TASK OBJECTIVE> Swap "trash-icon" for "bin-icon" in the material from the line containing "manage-gear-icon[interactable]: 1 xyxy=(0,626,48,674)" up to and including the line containing "toggle-secondary-sidebar-icon[interactable] xyxy=(974,34,990,48)", and give only those lines back with nothing else altered.

DATA SUPPLIED>
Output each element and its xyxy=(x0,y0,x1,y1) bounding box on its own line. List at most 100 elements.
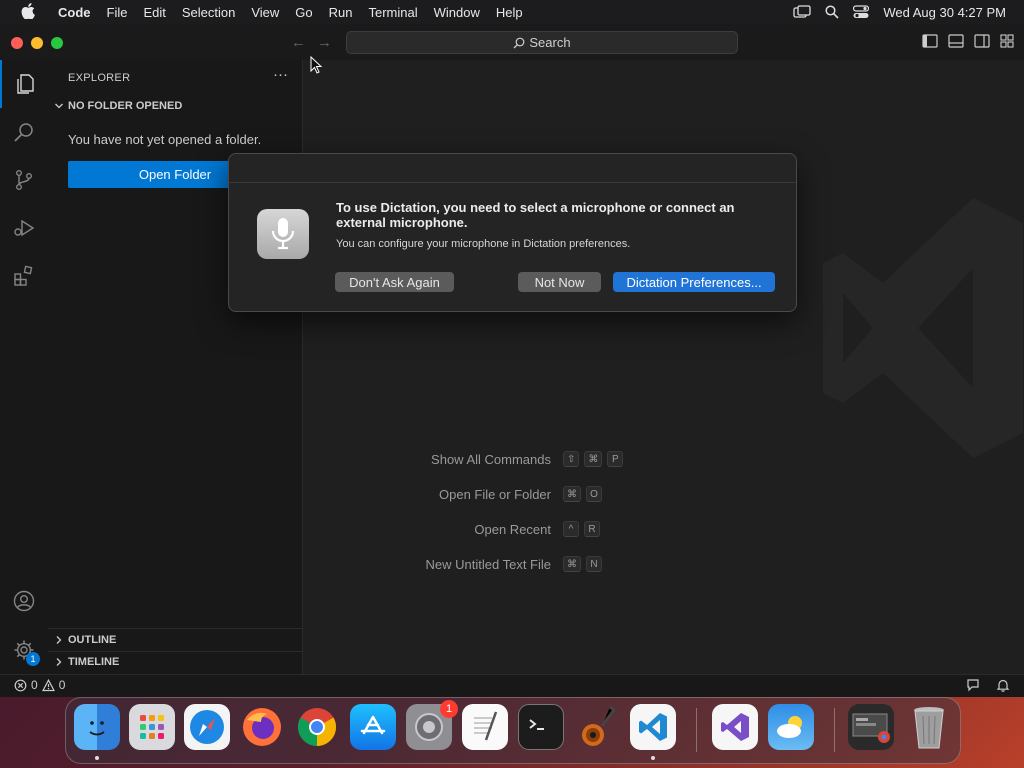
manage-gear-icon[interactable]: 1 xyxy=(0,626,48,674)
vscode-watermark-logo xyxy=(823,198,1023,458)
menu-app-name[interactable]: Code xyxy=(50,5,99,20)
downloads-stack-icon[interactable] xyxy=(848,704,894,750)
menu-file[interactable]: File xyxy=(99,5,136,20)
no-folder-section-header[interactable]: NO FOLDER OPENED xyxy=(54,100,182,112)
trash-icon[interactable] xyxy=(906,704,952,750)
menu-terminal[interactable]: Terminal xyxy=(361,5,426,20)
safari-icon[interactable] xyxy=(184,704,230,750)
app-store-icon[interactable] xyxy=(350,704,396,750)
toggle-secondary-sidebar-icon[interactable] xyxy=(974,34,990,48)
no-folder-message: You have not yet opened a folder. xyxy=(68,132,262,147)
settings-badge: 1 xyxy=(440,700,458,718)
menu-edit[interactable]: Edit xyxy=(135,5,173,20)
warning-icon xyxy=(41,678,55,691)
open-recent-row[interactable]: Open Recent ^ R xyxy=(351,521,605,537)
dictation-alert-dialog: To use Dictation, you need to select a m… xyxy=(228,153,797,312)
command-center-search[interactable]: Search xyxy=(346,31,738,54)
extensions-icon[interactable] xyxy=(0,252,48,300)
no-folder-section-label: NO FOLDER OPENED xyxy=(68,100,183,112)
dock-separator xyxy=(834,708,835,752)
timeline-section-label: TIMELINE xyxy=(68,656,120,668)
spotlight-search-icon[interactable] xyxy=(825,5,839,19)
sidebar-title: EXPLORER xyxy=(68,72,131,84)
close-window-button[interactable] xyxy=(11,37,23,49)
screen-mirroring-icon[interactable] xyxy=(793,5,812,19)
outline-section-label: OUTLINE xyxy=(68,634,117,646)
dialog-header-strip xyxy=(229,154,796,183)
menu-help[interactable]: Help xyxy=(488,5,531,20)
status-bar: 0 0 xyxy=(0,674,1024,697)
o-key: O xyxy=(586,486,602,502)
firefox-icon[interactable] xyxy=(239,704,285,750)
chevron-right-icon xyxy=(56,636,62,644)
dock-separator xyxy=(696,708,697,752)
search-icon xyxy=(513,37,525,48)
error-count: 0 xyxy=(31,678,38,692)
r-key: R xyxy=(584,521,600,537)
dialog-title: To use Dictation, you need to select a m… xyxy=(336,200,735,230)
dictation-preferences-button[interactable]: Dictation Preferences... xyxy=(613,272,775,292)
finder-icon[interactable] xyxy=(74,704,120,750)
menu-go[interactable]: Go xyxy=(287,5,320,20)
control-key: ^ xyxy=(563,521,579,537)
dialog-message: You can configure your microphone in Dic… xyxy=(336,238,631,250)
control-center-icon[interactable] xyxy=(853,5,870,19)
chrome-icon[interactable] xyxy=(294,704,340,750)
accounts-icon[interactable] xyxy=(0,577,48,625)
command-label: Show All Commands xyxy=(431,451,551,467)
command-key: ⌘ xyxy=(563,486,581,502)
explorer-icon[interactable] xyxy=(0,60,50,108)
section-divider xyxy=(48,651,302,652)
minimize-window-button[interactable] xyxy=(31,37,43,49)
visual-studio-icon[interactable] xyxy=(712,704,758,750)
search-icon[interactable] xyxy=(0,108,48,156)
chevron-down-icon xyxy=(55,103,63,109)
warning-count: 0 xyxy=(58,678,66,692)
settings-update-badge: 1 xyxy=(26,652,40,666)
back-arrow-icon[interactable]: ← xyxy=(291,34,306,51)
open-file-or-folder-row[interactable]: Open File or Folder ⌘ O xyxy=(351,486,607,502)
running-indicator xyxy=(95,756,99,760)
outline-section-header[interactable]: OUTLINE xyxy=(54,634,116,646)
toggle-panel-icon[interactable] xyxy=(948,34,964,48)
launchpad-icon[interactable] xyxy=(129,704,175,750)
menu-selection[interactable]: Selection xyxy=(174,5,243,20)
dont-ask-again-button[interactable]: Don't Ask Again xyxy=(335,272,454,292)
menu-window[interactable]: Window xyxy=(426,5,488,20)
feedback-icon[interactable] xyxy=(966,678,980,695)
mac-menubar: Code File Edit Selection View Go Run Ter… xyxy=(0,0,1024,24)
new-untitled-file-row[interactable]: New Untitled Text File ⌘ N xyxy=(351,556,607,572)
title-bar: ← → Search xyxy=(0,24,1024,61)
p-key: P xyxy=(607,451,624,467)
terminal-icon[interactable] xyxy=(518,704,564,750)
problems-indicator[interactable]: 0 0 xyxy=(14,678,65,692)
system-settings-icon[interactable]: 1 xyxy=(406,700,458,750)
run-debug-icon[interactable] xyxy=(0,204,48,252)
toggle-primary-sidebar-icon[interactable] xyxy=(922,34,938,48)
menubar-clock[interactable]: Wed Aug 30 4:27 PM xyxy=(883,5,1006,20)
forward-arrow-icon[interactable]: → xyxy=(317,34,332,51)
textedit-icon[interactable] xyxy=(462,704,508,750)
more-actions-icon[interactable]: ··· xyxy=(273,66,288,83)
show-all-commands-row[interactable]: Show All Commands ⇧ ⌘ P xyxy=(351,451,628,467)
garageband-icon[interactable] xyxy=(574,704,620,750)
activity-bar: 1 xyxy=(0,60,49,674)
not-now-button[interactable]: Not Now xyxy=(518,272,601,292)
menu-view[interactable]: View xyxy=(243,5,287,20)
error-icon xyxy=(14,679,27,691)
timeline-section-header[interactable]: TIMELINE xyxy=(54,656,119,668)
source-control-icon[interactable] xyxy=(0,156,48,204)
mouse-pointer-icon xyxy=(310,56,322,74)
vscode-window: ← → Search 1 EXPLORER ··· NO FOLDER OPEN… xyxy=(0,24,1024,697)
macos-dock: 1 xyxy=(65,697,961,764)
apple-menu-icon[interactable] xyxy=(18,2,38,22)
command-label: Open Recent xyxy=(474,521,551,537)
microphone-icon xyxy=(257,209,309,259)
notifications-bell-icon[interactable] xyxy=(996,678,1010,695)
zoom-window-button[interactable] xyxy=(51,37,63,49)
vscode-icon[interactable] xyxy=(630,704,676,750)
customize-layout-icon[interactable] xyxy=(1000,34,1014,48)
menu-run[interactable]: Run xyxy=(321,5,361,20)
weather-icon[interactable] xyxy=(768,704,814,750)
shift-key: ⇧ xyxy=(563,451,580,467)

CORRECT RESULT>
manage-gear-icon[interactable]: 1 xyxy=(0,626,48,674)
vscode-watermark-logo xyxy=(823,198,1023,458)
menu-app-name[interactable]: Code xyxy=(50,5,99,20)
downloads-stack-icon[interactable] xyxy=(848,704,894,750)
menu-file[interactable]: File xyxy=(99,5,136,20)
no-folder-section-header[interactable]: NO FOLDER OPENED xyxy=(54,100,182,112)
bin-icon[interactable] xyxy=(906,704,952,750)
menu-terminal[interactable]: Terminal xyxy=(361,5,426,20)
safari-icon[interactable] xyxy=(184,704,230,750)
app-store-icon[interactable] xyxy=(350,704,396,750)
toggle-secondary-sidebar-icon[interactable] xyxy=(974,34,990,48)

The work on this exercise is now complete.